» GOAL OF THE EXERCISE
Locate every line in the records below that holds the word "Medium" and return each one.

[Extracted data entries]
⟨

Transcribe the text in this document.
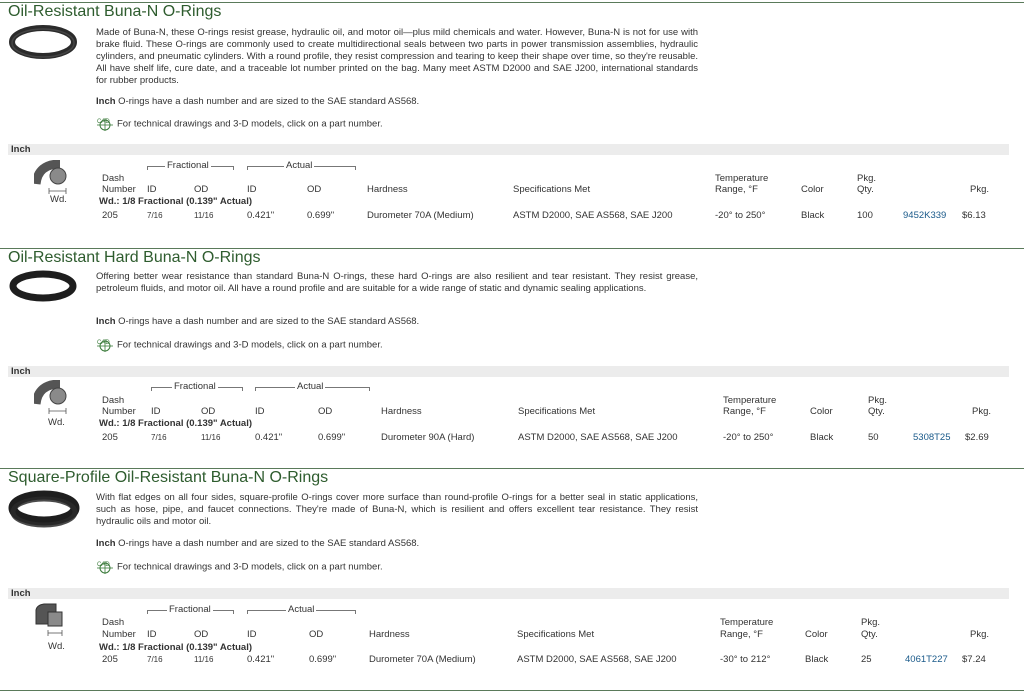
Oil-Resistant Buna-N O-Rings
Made of Buna-N, these O-rings resist grease, hydraulic oil, and motor oil—plus mild chemicals and water. However, Buna-N is not for use with brake fluid. These O-rings are commonly used to create multidirectional seals between two parts in power transmission assemblies, hydraulic cylinders, and pneumatic cylinders. With a round profile, they resist compression and tearing to keep their shape over time, so they're reusable. All have shelf life, cure date, and a traceable lot number printed on the bag. Many meet ASTM D2000 and SAE J200, international standards for rubber products.
Inch O-rings have a dash number and are sized to the SAE standard AS568.
CAD For technical drawings and 3-D models, click on a part number.
Inch
Wd.
Fractional	Actual
Dash
Number ID	OD	ID	OD	Hardness	Specifications Met
Temperature
Range, °F	Color
Pkg.
Qty.	Pkg.
Wd.: 1/8 Fractional (0.139" Actual)
205	7/16	11/16	0.421"	0.699"	Durometer 70A (Medium)	ASTM D2000, SAE AS568, SAE J200	-20° to 250°	Black	100	9452K339 $6.13
Oil-Resistant Hard Buna-N O-Rings
Offering better wear resistance than standard Buna-N O-rings, these hard O-rings are also resilient and tear resistant. They resist grease, petroleum fluids, and motor oil. All have a round profile and are suitable for a wide range of static and dynamic sealing applications.
Inch O-rings have a dash number and are sized to the SAE standard AS568.
CAD For technical drawings and 3-D models, click on a part number.
Inch
Wd.
Fractional	Actual
Dash
Number ID	OD	ID	OD	Hardness	Specifications Met
Temperature
Range, °F	Color
Pkg.
Qty.	Pkg.
Wd.: 1/8 Fractional (0.139" Actual)
205	7/16	11/16	0.421"	0.699"	Durometer 90A (Hard)	ASTM D2000, SAE AS568, SAE J200	-20° to 250°	Black	50	5308T25 $2.69
Square-Profile Oil-Resistant Buna-N O-Rings
With flat edges on all four sides, square-profile O-rings cover more surface than round-profile O-rings for a better seal in static applications, such as hose, pipe, and faucet connections. They're made of Buna-N, which is resilient and offers excellent tear resistance. They resist hydraulic oils and motor oil.
Inch O-rings have a dash number and are sized to the SAE standard AS568.
CAD For technical drawings and 3-D models, click on a part number.
Inch
Wd.
Fractional	Actual
Dash
Number ID	OD	ID	OD	Hardness	Specifications Met
Temperature
Range, °F	Color
Pkg.
Qty.	Pkg.
Wd.: 1/8 Fractional (0.139" Actual)
205	7/16	11/16	0.421"	0.699"	Durometer 70A (Medium)	ASTM D2000, SAE AS568, SAE J200	-30° to 212°	Black	25	4061T227 $7.24
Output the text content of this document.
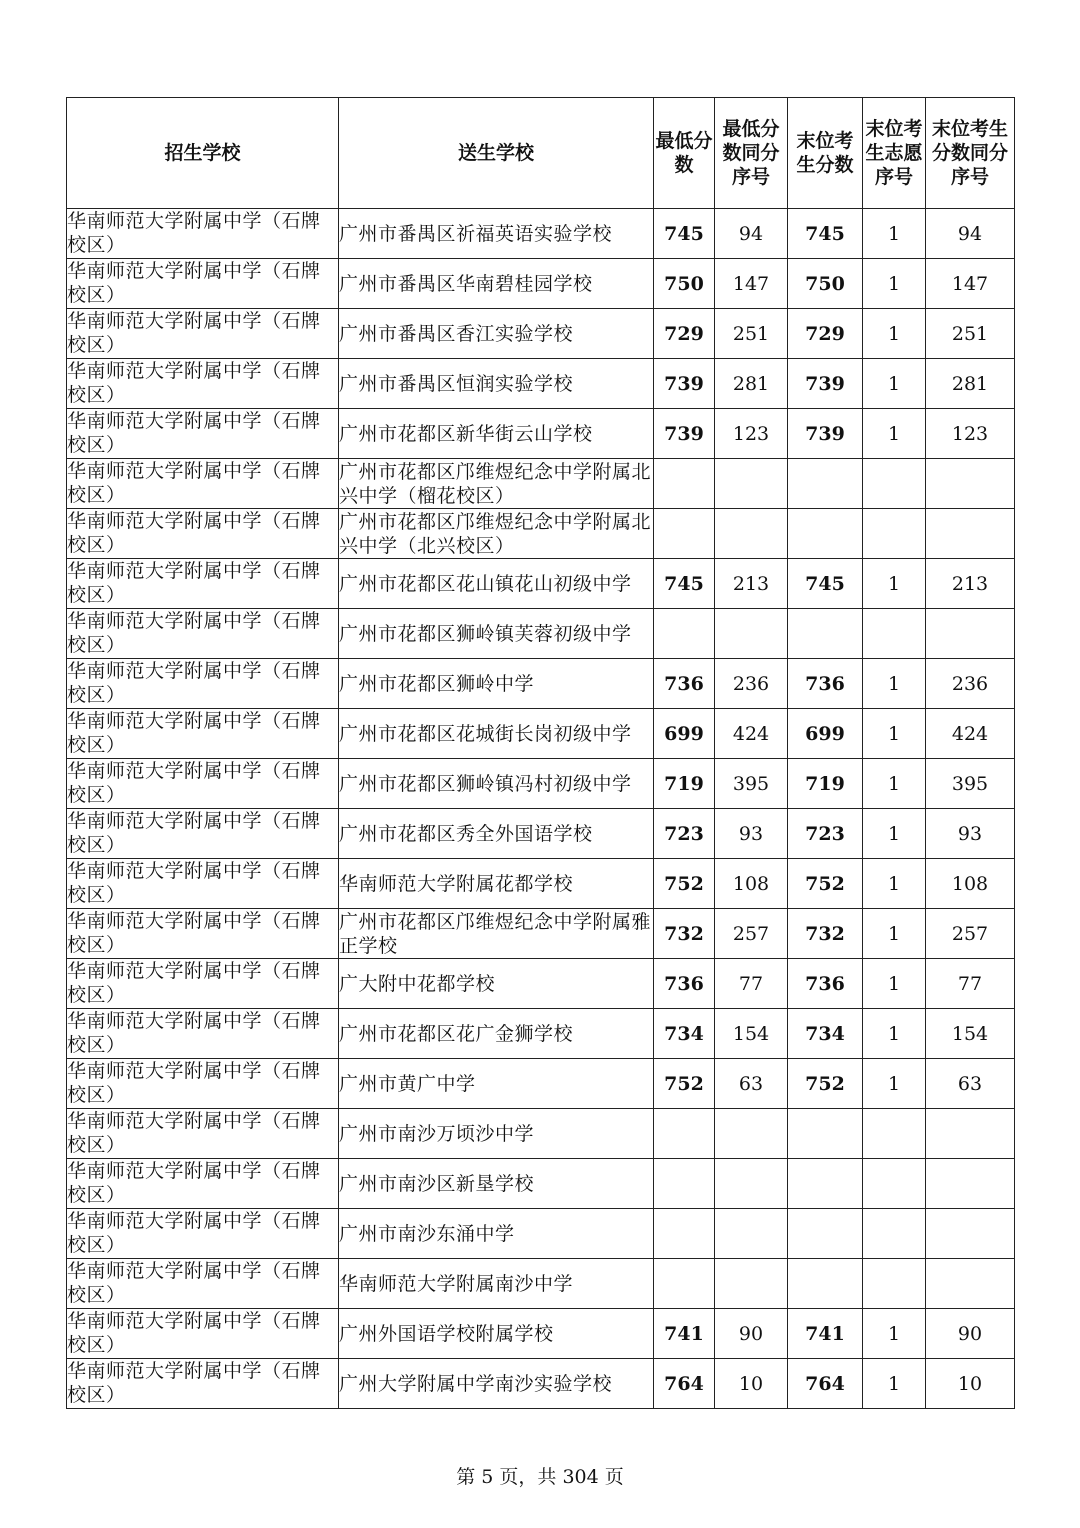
招生学校	送生学校	最低分数	最低分数同分序号	末位考生分数	末位考生志愿序号	末位考生分数同分序号
华南师范大学附属中学（石牌校区）	广州市番禺区祈福英语实验学校	745	94	745	1	94
华南师范大学附属中学（石牌校区）	广州市番禺区华南碧桂园学校	750	147	750	1	147
华南师范大学附属中学（石牌校区）	广州市番禺区香江实验学校	729	251	729	1	251
华南师范大学附属中学（石牌校区）	广州市番禺区恒润实验学校	739	281	739	1	281
华南师范大学附属中学（石牌校区）	广州市花都区新华街云山学校	739	123	739	1	123
华南师范大学附属中学（石牌校区）	广州市花都区邝维煜纪念中学附属北兴中学（榴花校区）					
华南师范大学附属中学（石牌校区）	广州市花都区邝维煜纪念中学附属北兴中学（北兴校区）					
华南师范大学附属中学（石牌校区）	广州市花都区花山镇花山初级中学	745	213	745	1	213
华南师范大学附属中学（石牌校区）	广州市花都区狮岭镇芙蓉初级中学					
华南师范大学附属中学（石牌校区）	广州市花都区狮岭中学	736	236	736	1	236
华南师范大学附属中学（石牌校区）	广州市花都区花城街长岗初级中学	699	424	699	1	424
华南师范大学附属中学（石牌校区）	广州市花都区狮岭镇冯村初级中学	719	395	719	1	395
华南师范大学附属中学（石牌校区）	广州市花都区秀全外国语学校	723	93	723	1	93
华南师范大学附属中学（石牌校区）	华南师范大学附属花都学校	752	108	752	1	108
华南师范大学附属中学（石牌校区）	广州市花都区邝维煜纪念中学附属雅正学校	732	257	732	1	257
华南师范大学附属中学（石牌校区）	广大附中花都学校	736	77	736	1	77
华南师范大学附属中学（石牌校区）	广州市花都区花广金狮学校	734	154	734	1	154
华南师范大学附属中学（石牌校区）	广州市黄广中学	752	63	752	1	63
华南师范大学附属中学（石牌校区）	广州市南沙万顷沙中学					
华南师范大学附属中学（石牌校区）	广州市南沙区新垦学校					
华南师范大学附属中学（石牌校区）	广州市南沙东涌中学					
华南师范大学附属中学（石牌校区）	华南师范大学附属南沙中学					
华南师范大学附属中学（石牌校区）	广州外国语学校附属学校	741	90	741	1	90
华南师范大学附属中学（石牌校区）	广州大学附属中学南沙实验学校	764	10	764	1	10
第 5 页，共 304 页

⟩

» SOLUTION TO THE EXERCISE
205	7/16	11/16	0.421"	0.699"	Durometer 70A (Medium)	ASTM D2000, SAE AS568, SAE J200	-20° to 250°	Black	100	9452K339 $6.13
205	7/16	11/16	0.421"	0.699"	Durometer 70A (Medium)	ASTM D2000, SAE AS568, SAE J200	-30° to 212°	Black	25	4061T227 $7.24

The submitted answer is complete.